__Exercise task__:
Copy every entry word for word. Skip the pictures.

>> begin Input rows

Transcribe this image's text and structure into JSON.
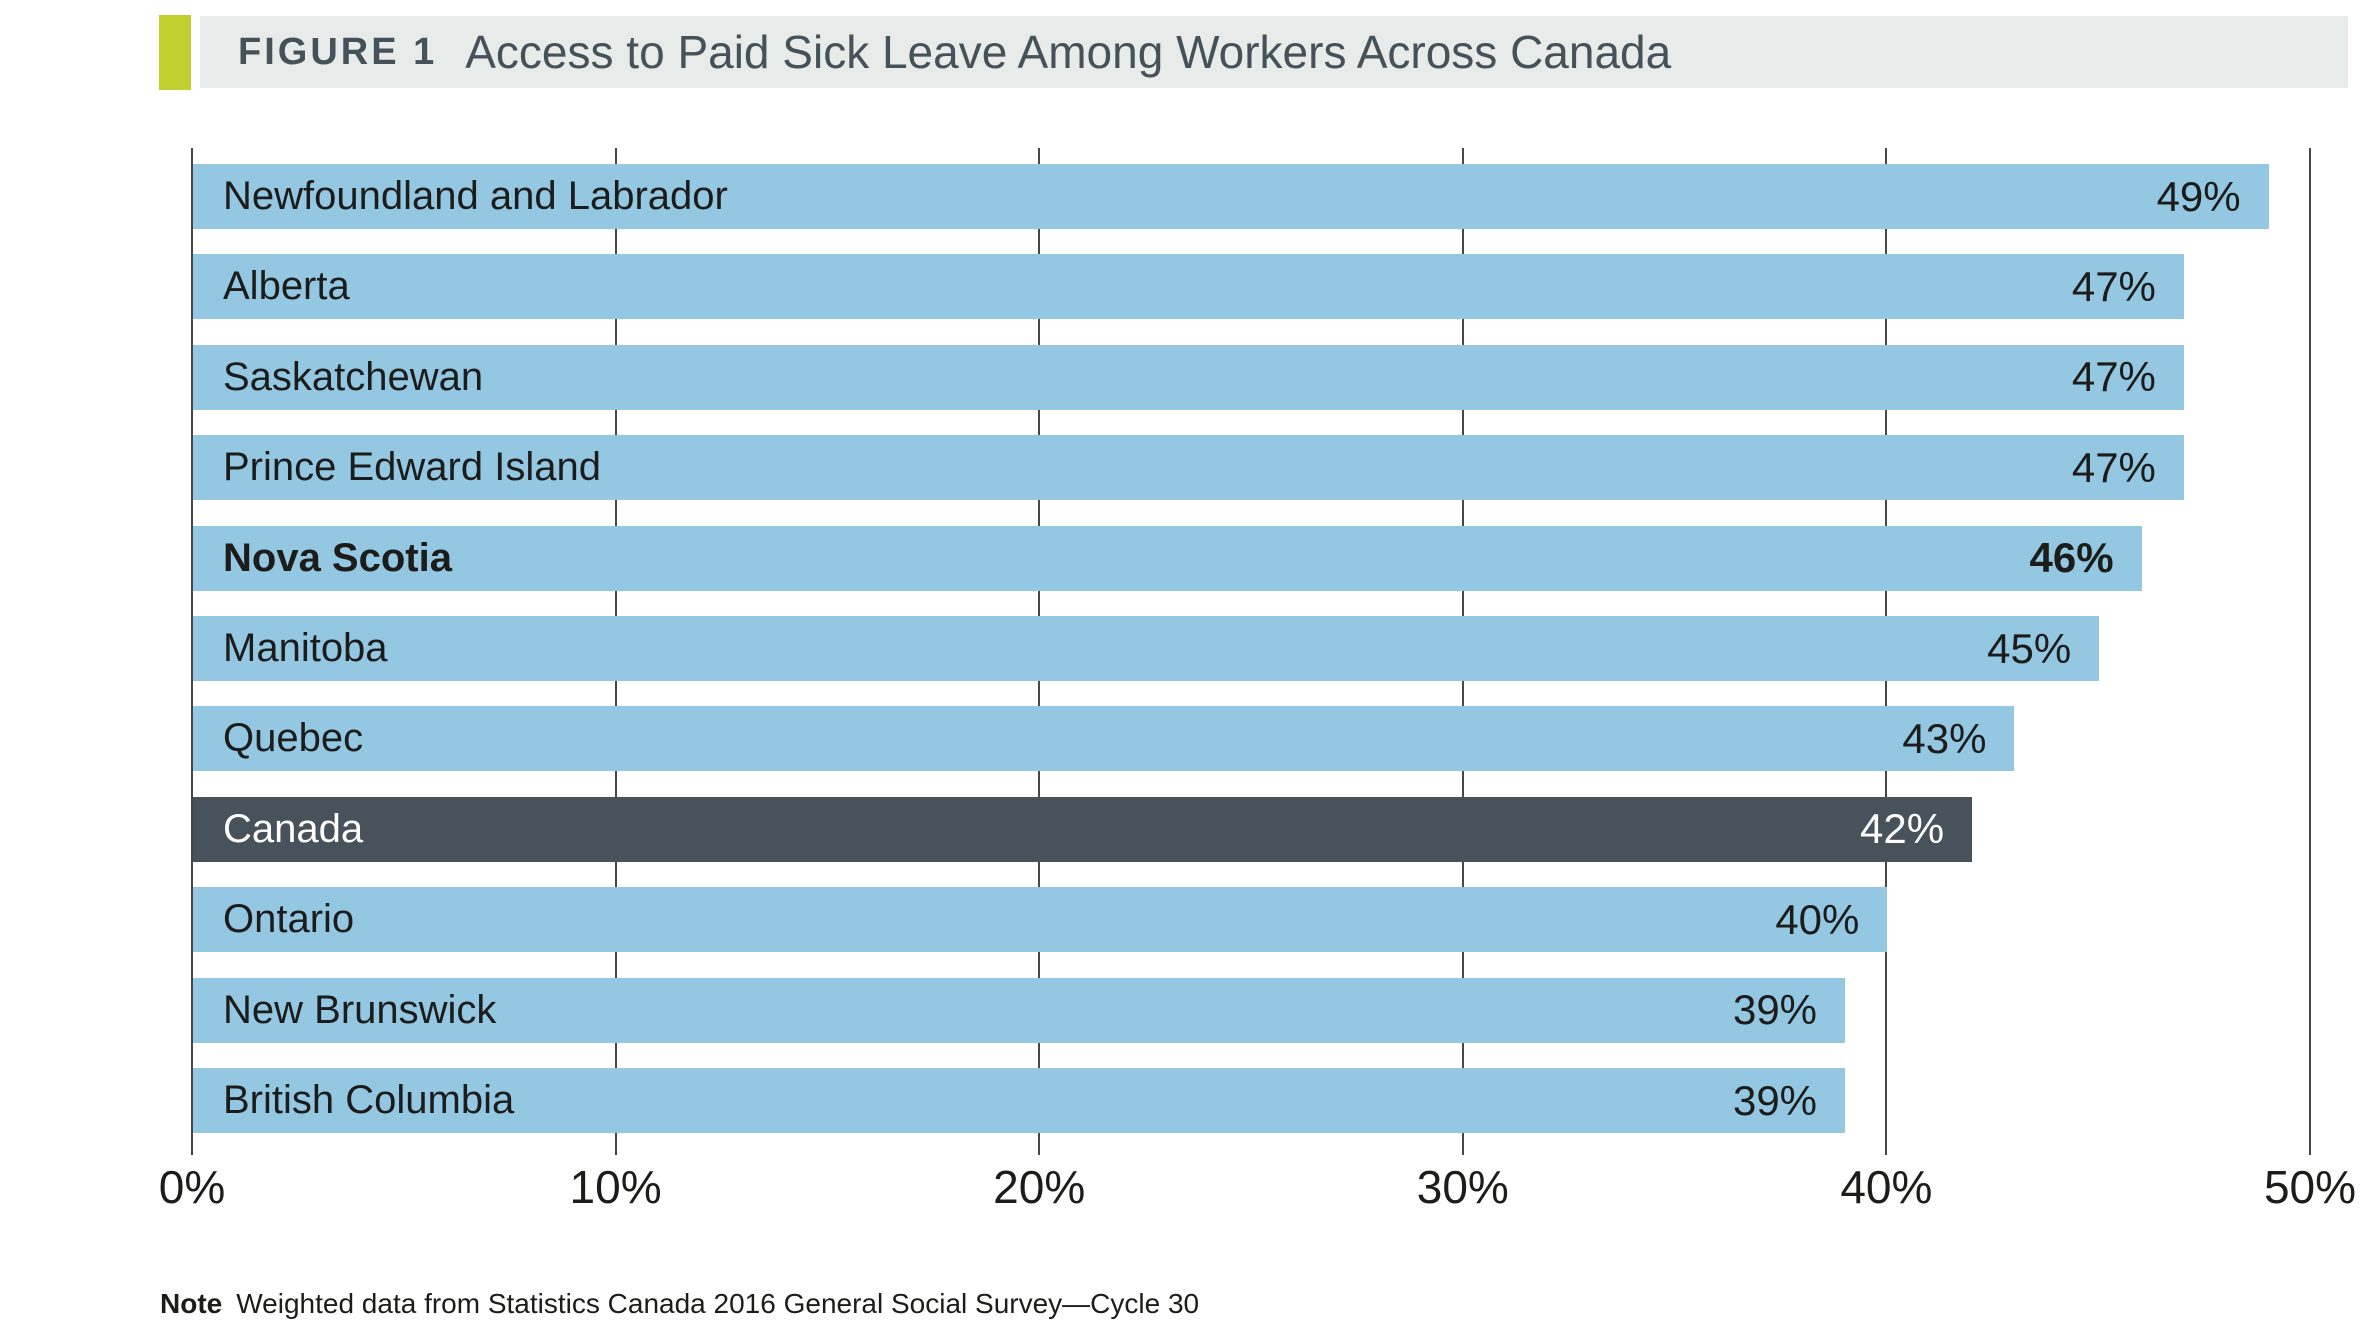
{
  "header": {
    "figure_label": "FIGURE 1",
    "title": "Access to Paid Sick Leave Among Workers Across Canada"
  },
  "note": {
    "label": "Note",
    "text": "Weighted data from Statistics Canada 2016 General Social Survey—Cycle 30"
  },
  "colors": {
    "bar": "#94c7e2",
    "highlight_bar": "#47525a",
    "highlight_text": "#ffffff",
    "accent_stripe": "#c0d02f",
    "header_band": "#e7ebea",
    "header_text": "#465259",
    "gridline": "#474747",
    "text": "#1c1c1a"
  },
  "chart_data": {
    "type": "bar",
    "orientation": "horizontal",
    "title": "Access to Paid Sick Leave Among Workers Across Canada",
    "categories": [
      "Newfoundland and Labrador",
      "Alberta",
      "Saskatchewan",
      "Prince Edward Island",
      "Nova Scotia",
      "Manitoba",
      "Quebec",
      "Canada",
      "Ontario",
      "New Brunswick",
      "British Columbia"
    ],
    "values": [
      49,
      47,
      47,
      47,
      46,
      45,
      43,
      42,
      40,
      39,
      39
    ],
    "value_labels": [
      "49%",
      "47%",
      "47%",
      "47%",
      "46%",
      "45%",
      "43%",
      "42%",
      "40%",
      "39%",
      "39%"
    ],
    "emphasized_category": "Nova Scotia",
    "highlighted_category": "Canada",
    "x_tick_labels": [
      "0%",
      "10%",
      "20%",
      "30%",
      "40%",
      "50%"
    ],
    "xlim": [
      0,
      50
    ],
    "grid": true,
    "legend": false,
    "value_label_position": "inside-end",
    "category_label_position": "inside-start"
  }
}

>> end Input rows

__Task answer__:
Transcribe this image's text and structure into JSON.
{
  "header": {
    "figure_label": "FIGURE 1",
    "title": "Access to Paid Sick Leave Among Workers Across Canada"
  },
  "note": {
    "label": "Note",
    "text": "Weighted data from Statistics Canada 2016 General Social Survey—Cycle 30"
  },
  "colors": {
    "bar": "#94c7e2",
    "highlight_bar": "#47525a",
    "highlight_text": "#ffffff",
    "accent_stripe": "#c0d02f",
    "header_band": "#e7ebea",
    "header_text": "#465259",
    "gridline": "#474747",
    "text": "#1c1c1a"
  },
  "chart_data": {
    "type": "bar",
    "orientation": "horizontal",
    "title": "Access to Paid Sick Leave Among Workers Across Canada",
    "categories": [
      "Newfoundland and Labrador",
      "Alberta",
      "Saskatchewan",
      "Prince Edward Island",
      "Nova Scotia",
      "Manitoba",
      "Quebec",
      "Canada",
      "Ontario",
      "New Brunswick",
      "British Columbia"
    ],
    "values": [
      49,
      47,
      47,
      47,
      46,
      45,
      43,
      42,
      40,
      39,
      39
    ],
    "value_labels": [
      "49%",
      "47%",
      "47%",
      "47%",
      "46%",
      "45%",
      "43%",
      "42%",
      "40%",
      "39%",
      "39%"
    ],
    "emphasized_category": "Nova Scotia",
    "highlighted_category": "Canada",
    "x_tick_labels": [
      "0%",
      "10%",
      "20%",
      "30%",
      "40%",
      "50%"
    ],
    "xlim": [
      0,
      50
    ],
    "grid": true,
    "legend": false,
    "value_label_position": "inside-end",
    "category_label_position": "inside-start"
  }
}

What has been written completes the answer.